_Exercise details:_ Reply with nothing except the number of lines that contain the word "xlabel".
++++
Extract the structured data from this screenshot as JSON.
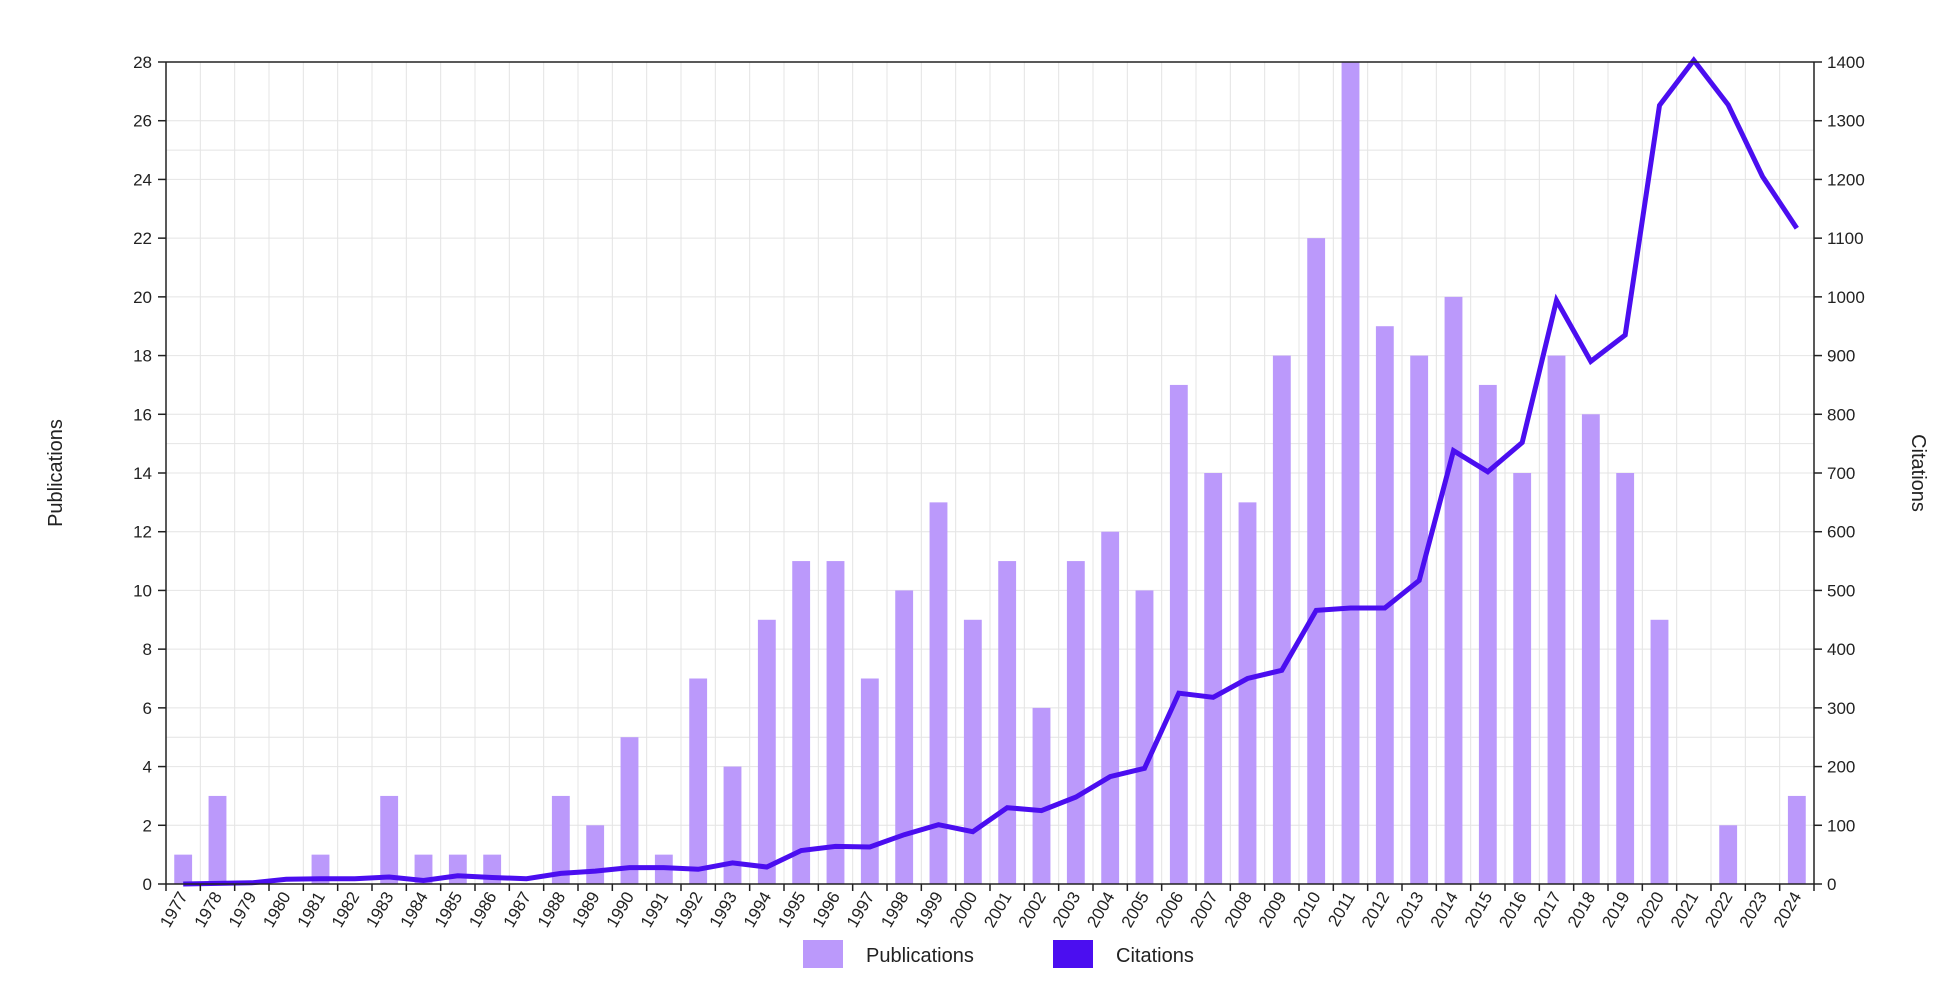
{
  "chart_data": {
    "type": "bar",
    "categories": [
      "1977",
      "1978",
      "1979",
      "1980",
      "1981",
      "1982",
      "1983",
      "1984",
      "1985",
      "1986",
      "1987",
      "1988",
      "1989",
      "1990",
      "1991",
      "1992",
      "1993",
      "1994",
      "1995",
      "1996",
      "1997",
      "1998",
      "1999",
      "2000",
      "2001",
      "2002",
      "2003",
      "2004",
      "2005",
      "2006",
      "2007",
      "2008",
      "2009",
      "2010",
      "2011",
      "2012",
      "2013",
      "2014",
      "2015",
      "2016",
      "2017",
      "2018",
      "2019",
      "2020",
      "2021",
      "2022",
      "2023",
      "2024"
    ],
    "series": [
      {
        "name": "Publications",
        "type": "bar",
        "axis": "left",
        "color": "#bb99fb",
        "values": [
          1,
          3,
          0,
          0,
          1,
          0,
          3,
          1,
          1,
          1,
          0,
          3,
          2,
          5,
          1,
          7,
          4,
          9,
          11,
          11,
          7,
          10,
          13,
          9,
          11,
          6,
          11,
          12,
          10,
          17,
          14,
          13,
          18,
          22,
          28,
          19,
          18,
          20,
          17,
          14,
          18,
          16,
          14,
          9,
          0,
          2,
          0,
          3
        ]
      },
      {
        "name": "Citations",
        "type": "line",
        "axis": "right",
        "color": "#4b0ef0",
        "values": [
          0,
          1,
          2,
          8,
          9,
          9,
          12,
          6,
          14,
          11,
          9,
          18,
          22,
          28,
          28,
          25,
          36,
          29,
          57,
          64,
          63,
          84,
          101,
          89,
          130,
          125,
          148,
          183,
          197,
          325,
          318,
          350,
          364,
          466,
          470,
          470,
          517,
          738,
          702,
          752,
          994,
          890,
          935,
          1326,
          1403,
          1327,
          1205,
          1117
        ]
      }
    ],
    "xlabel": "",
    "ylabel_left": "Publications",
    "ylabel_right": "Citations",
    "ylim_left": [
      0,
      28
    ],
    "ylim_right": [
      0,
      1400
    ],
    "yticks_left": [
      "0",
      "2",
      "4",
      "6",
      "8",
      "10",
      "12",
      "14",
      "16",
      "18",
      "20",
      "22",
      "24",
      "26",
      "28"
    ],
    "yticks_right": [
      "0",
      "100",
      "200",
      "300",
      "400",
      "500",
      "600",
      "700",
      "800",
      "900",
      "1000",
      "1100",
      "1200",
      "1300",
      "1400"
    ],
    "grid": true,
    "legend_position": "bottom-center",
    "legend": [
      {
        "label": "Publications",
        "color": "#bb99fb"
      },
      {
        "label": "Citations",
        "color": "#4b0ef0"
      }
    ]
  }
}
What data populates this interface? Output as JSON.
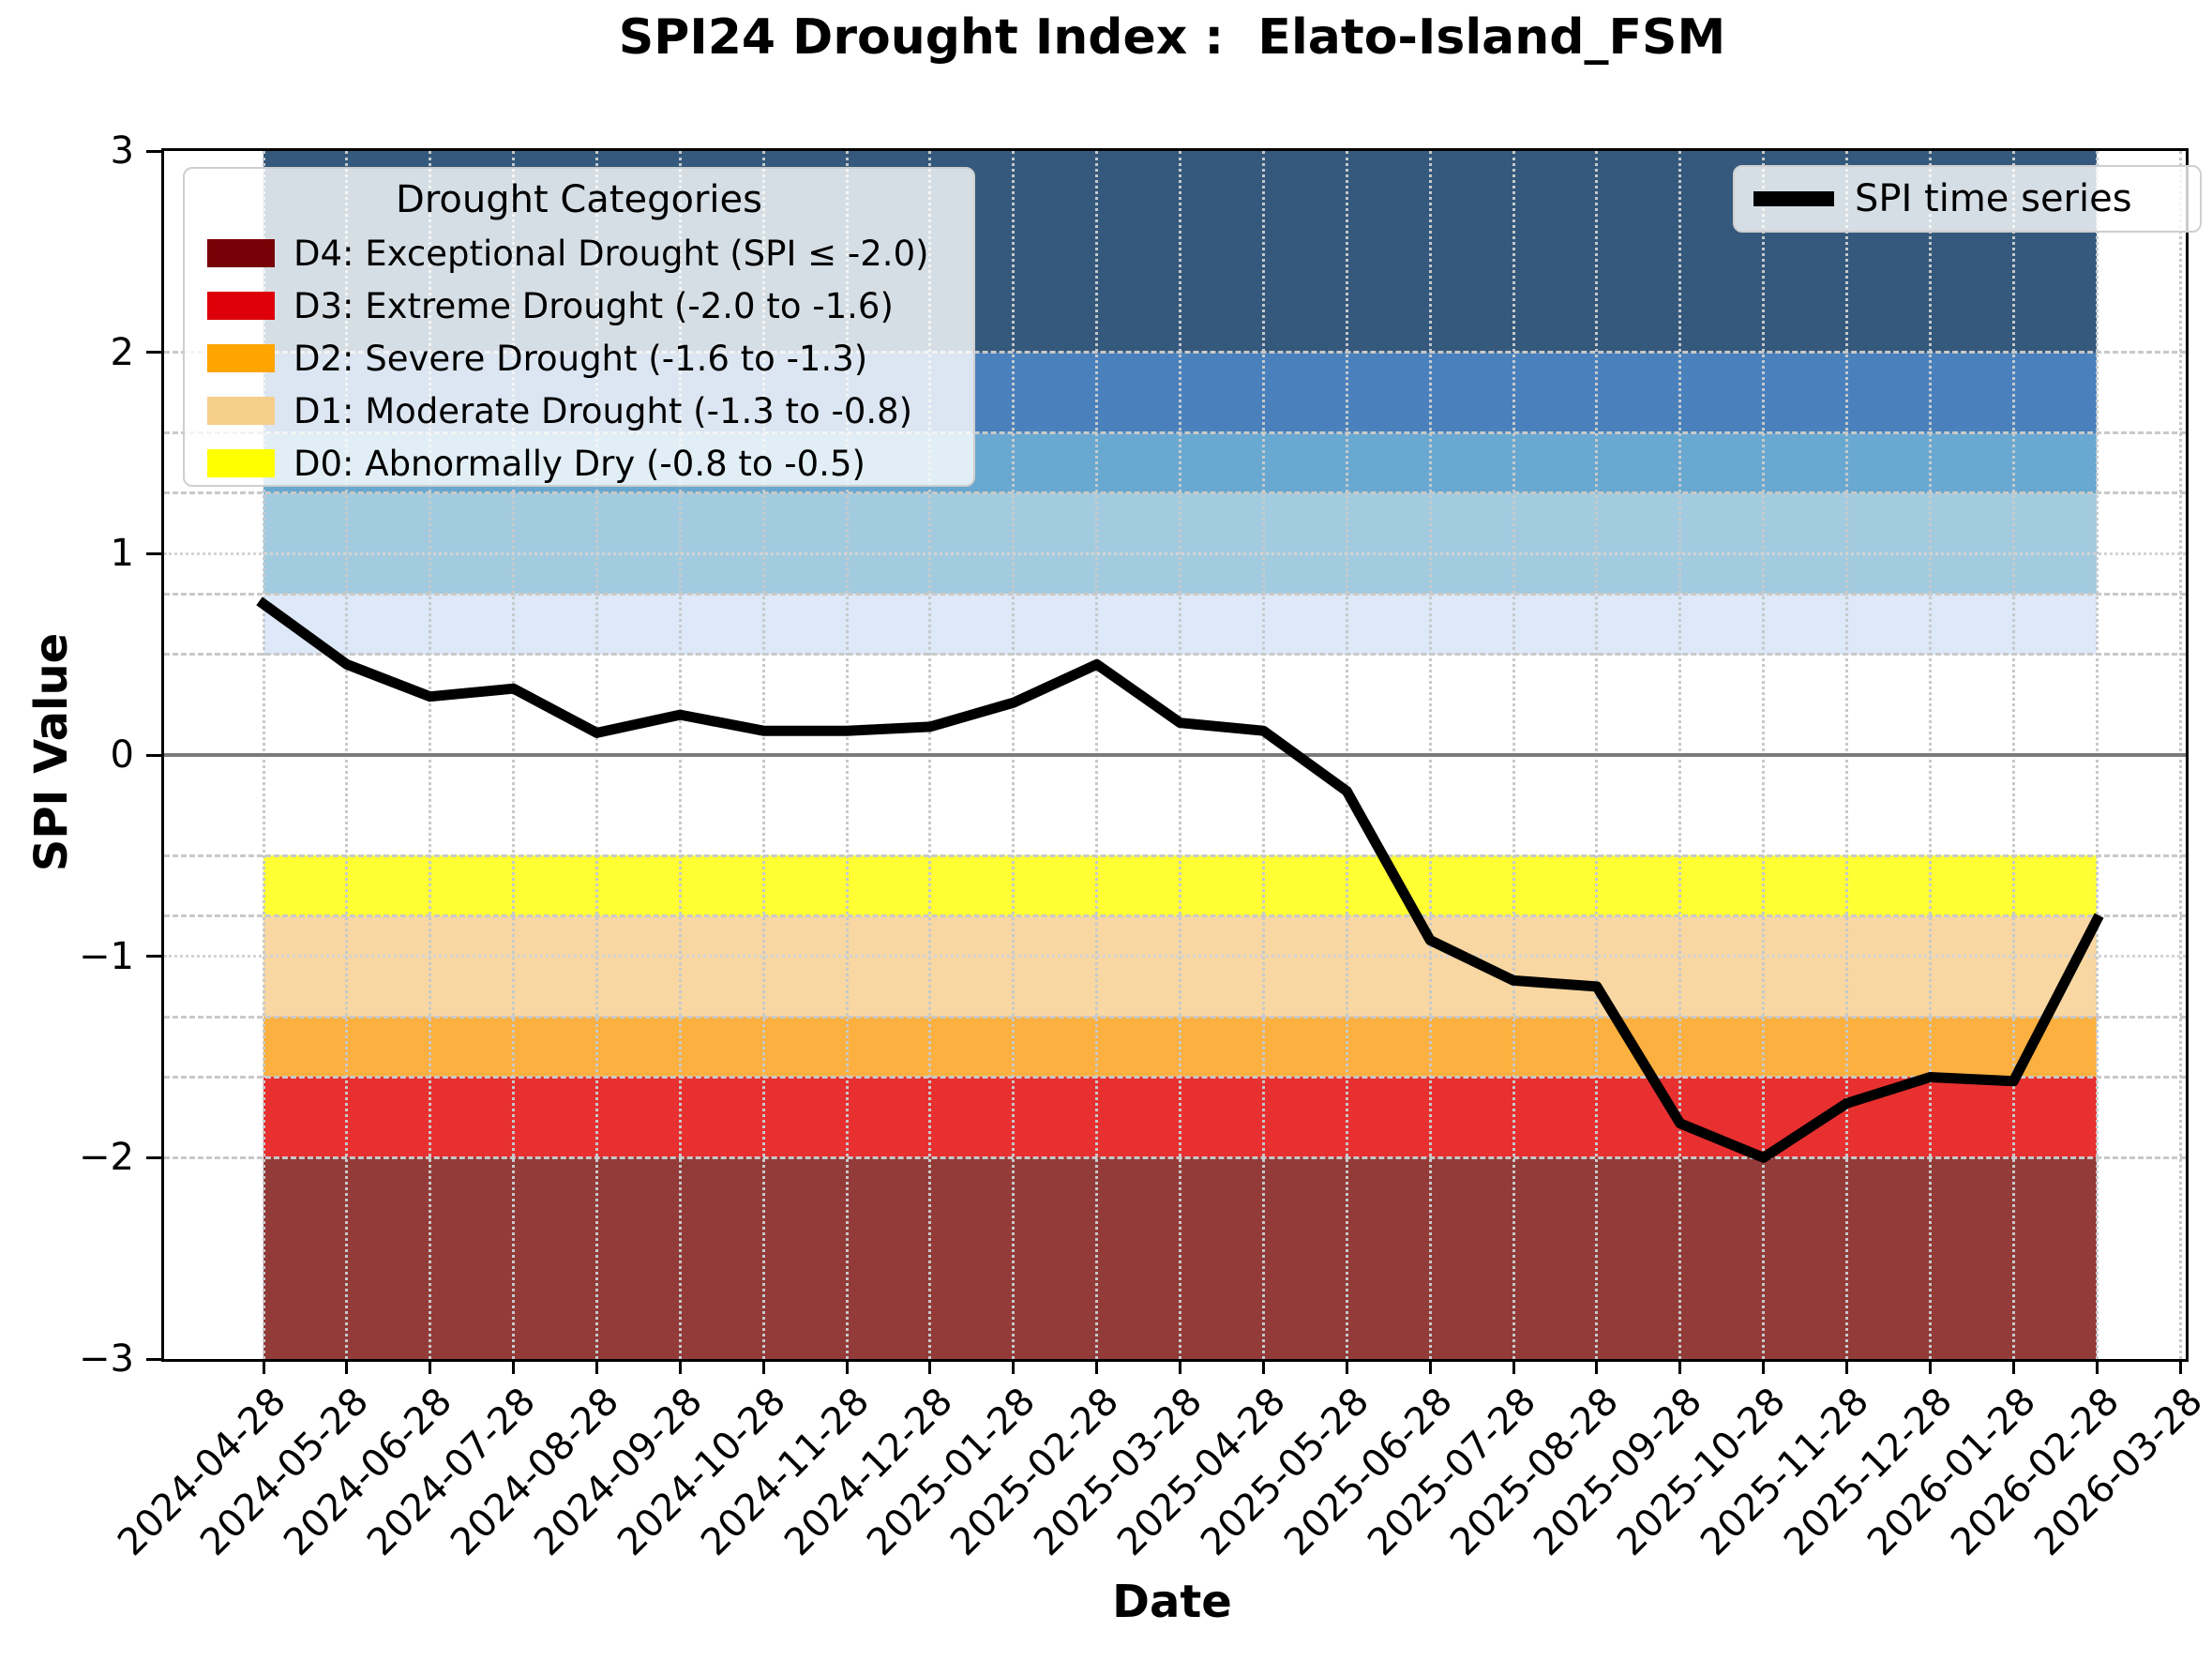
{
  "title": "SPI24 Drought Index :  Elato-Island_FSM",
  "xlabel": "Date",
  "ylabel": "SPI Value",
  "legends": {
    "categories": {
      "title": "Drought Categories",
      "items": [
        {
          "label": "D4: Exceptional Drought (SPI ≤ -2.0)",
          "color": "#780108"
        },
        {
          "label": "D3: Extreme Drought (-2.0 to -1.6)",
          "color": "#DE0008"
        },
        {
          "label": "D2: Severe Drought (-1.6 to -1.3)",
          "color": "#FFA500"
        },
        {
          "label": "D1: Moderate Drought (-1.3 to -0.8)",
          "color": "#F6CE8C"
        },
        {
          "label": "D0: Abnormally Dry (-0.8 to -0.5)",
          "color": "#FFFF00"
        }
      ]
    },
    "series": {
      "label": "SPI time series",
      "color": "#000000"
    }
  },
  "chart_data": {
    "type": "line",
    "title": "SPI24 Drought Index :  Elato-Island_FSM",
    "xlabel": "Date",
    "ylabel": "SPI Value",
    "ylim": [
      -3,
      3
    ],
    "yticks": [
      3,
      2,
      1,
      0,
      -1,
      -2,
      -3
    ],
    "ytick_labels": [
      "3",
      "2",
      "1",
      "0",
      "−1",
      "−2",
      "−3"
    ],
    "x_tick_labels": [
      "2024-04-28",
      "2024-05-28",
      "2024-06-28",
      "2024-07-28",
      "2024-08-28",
      "2024-09-28",
      "2024-10-28",
      "2024-11-28",
      "2024-12-28",
      "2025-01-28",
      "2025-02-28",
      "2025-03-28",
      "2025-04-28",
      "2025-05-28",
      "2025-06-28",
      "2025-07-28",
      "2025-08-28",
      "2025-09-28",
      "2025-10-28",
      "2025-11-28",
      "2025-12-28",
      "2026-01-28",
      "2026-02-28",
      "2026-03-28"
    ],
    "series": [
      {
        "name": "SPI time series",
        "color": "#000000",
        "dates": [
          "2024-04-28",
          "2024-05-28",
          "2024-06-28",
          "2024-07-28",
          "2024-08-28",
          "2024-09-28",
          "2024-10-28",
          "2024-11-28",
          "2024-12-28",
          "2025-01-28",
          "2025-02-28",
          "2025-03-28",
          "2025-04-28",
          "2025-05-28",
          "2025-06-28",
          "2025-07-28",
          "2025-08-28",
          "2025-09-28",
          "2025-10-28",
          "2025-11-28",
          "2025-12-28",
          "2026-01-28",
          "2026-02-28"
        ],
        "values": [
          0.75,
          0.45,
          0.29,
          0.33,
          0.11,
          0.2,
          0.12,
          0.12,
          0.14,
          0.26,
          0.45,
          0.16,
          0.12,
          -0.18,
          -0.92,
          -1.12,
          -1.15,
          -1.83,
          -2.0,
          -1.73,
          -1.6,
          -1.62,
          -0.82
        ]
      }
    ],
    "bands": [
      {
        "from": 2.0,
        "to": 3.0,
        "color": "#35597C"
      },
      {
        "from": 1.6,
        "to": 2.0,
        "color": "#4A81BC"
      },
      {
        "from": 1.3,
        "to": 1.6,
        "color": "#69A8D0"
      },
      {
        "from": 0.8,
        "to": 1.3,
        "color": "#A3CBE0"
      },
      {
        "from": 0.5,
        "to": 0.8,
        "color": "#DDE8F8"
      },
      {
        "id": "D0",
        "from": -0.8,
        "to": -0.5,
        "color": "#FFFF33"
      },
      {
        "id": "D1",
        "from": -1.3,
        "to": -0.8,
        "color": "#F8D7A2"
      },
      {
        "id": "D2",
        "from": -1.6,
        "to": -1.3,
        "color": "#FBB040"
      },
      {
        "id": "D3",
        "from": -2.0,
        "to": -1.6,
        "color": "#E83030"
      },
      {
        "id": "D4",
        "from": -3.0,
        "to": -2.0,
        "color": "#933B38"
      }
    ],
    "grid": {
      "dashed_y": [
        2.0,
        1.6,
        1.3,
        0.8,
        0.5,
        -0.5,
        -0.8,
        -1.3,
        -1.6,
        -2.0
      ],
      "dotted_y": [
        1.0,
        -1.0
      ],
      "vertical_dotted_at_ticks": true,
      "zero_line": true,
      "legend_position": {
        "categories": "upper left",
        "series": "upper right"
      }
    }
  }
}
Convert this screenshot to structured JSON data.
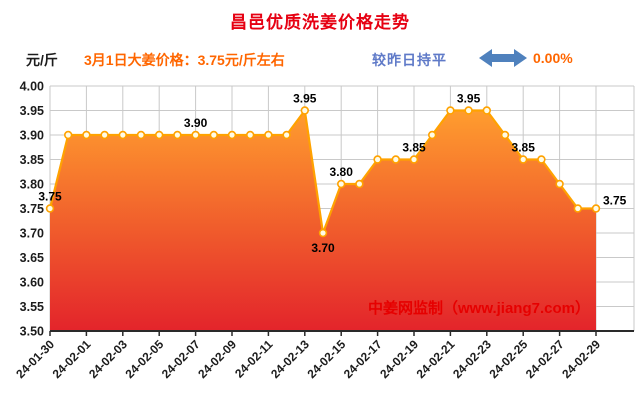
{
  "title": "昌邑优质洗姜价格走势",
  "header": {
    "unit_label": "元/斤",
    "subtitle": "3月1日大姜价格：3.75元/斤左右",
    "comparison_label": "较昨日持平",
    "comparison_value": "0.00%",
    "arrow_icon": "left-right-arrow"
  },
  "watermark": "中姜网监制（www.jiang7.com）",
  "colors": {
    "title": "#e60012",
    "unit_label": "#1c1c1c",
    "subtitle": "#ff6600",
    "comparison_label": "#5f7ac8",
    "comparison_value": "#ff6600",
    "arrow": "#4f81bd",
    "area_top": "#ff9d2e",
    "area_bottom": "#e3242b",
    "line": "#ffa200",
    "marker_fill": "#fffbe6",
    "grid": "#c9c9c9",
    "axis_text": "#1c1c1c",
    "point_label": "#000000",
    "watermark": "#e60000"
  },
  "chart_data": {
    "type": "area",
    "title": "昌邑优质洗姜价格走势",
    "xlabel": "",
    "ylabel": "元/斤",
    "ylim": [
      3.5,
      4.0
    ],
    "ytick_step": 0.05,
    "grid": true,
    "legend": "none",
    "x_tick_labels": [
      "24-01-30",
      "24-02-01",
      "24-02-03",
      "24-02-05",
      "24-02-07",
      "24-02-09",
      "24-02-11",
      "24-02-13",
      "24-02-15",
      "24-02-17",
      "24-02-19",
      "24-02-21",
      "24-02-23",
      "24-02-25",
      "24-02-27",
      "24-02-29"
    ],
    "dates": [
      "24-01-30",
      "24-01-31",
      "24-02-01",
      "24-02-02",
      "24-02-03",
      "24-02-04",
      "24-02-05",
      "24-02-06",
      "24-02-07",
      "24-02-08",
      "24-02-09",
      "24-02-10",
      "24-02-11",
      "24-02-12",
      "24-02-13",
      "24-02-14",
      "24-02-15",
      "24-02-16",
      "24-02-17",
      "24-02-18",
      "24-02-19",
      "24-02-20",
      "24-02-21",
      "24-02-22",
      "24-02-23",
      "24-02-24",
      "24-02-25",
      "24-02-26",
      "24-02-27",
      "24-02-28",
      "24-02-29"
    ],
    "values": [
      3.75,
      3.9,
      3.9,
      3.9,
      3.9,
      3.9,
      3.9,
      3.9,
      3.9,
      3.9,
      3.9,
      3.9,
      3.9,
      3.9,
      3.95,
      3.7,
      3.8,
      3.8,
      3.85,
      3.85,
      3.85,
      3.9,
      3.95,
      3.95,
      3.95,
      3.9,
      3.85,
      3.85,
      3.8,
      3.75,
      3.75
    ],
    "point_labels": [
      {
        "index": 0,
        "text": "3.75",
        "position": "above"
      },
      {
        "index": 8,
        "text": "3.90",
        "position": "above"
      },
      {
        "index": 14,
        "text": "3.95",
        "position": "above"
      },
      {
        "index": 15,
        "text": "3.70",
        "position": "below"
      },
      {
        "index": 16,
        "text": "3.80",
        "position": "above"
      },
      {
        "index": 20,
        "text": "3.85",
        "position": "above"
      },
      {
        "index": 23,
        "text": "3.95",
        "position": "above"
      },
      {
        "index": 26,
        "text": "3.85",
        "position": "above"
      },
      {
        "index": 30,
        "text": "3.75",
        "position": "right"
      }
    ]
  }
}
++++
_Exercise solution:_ 4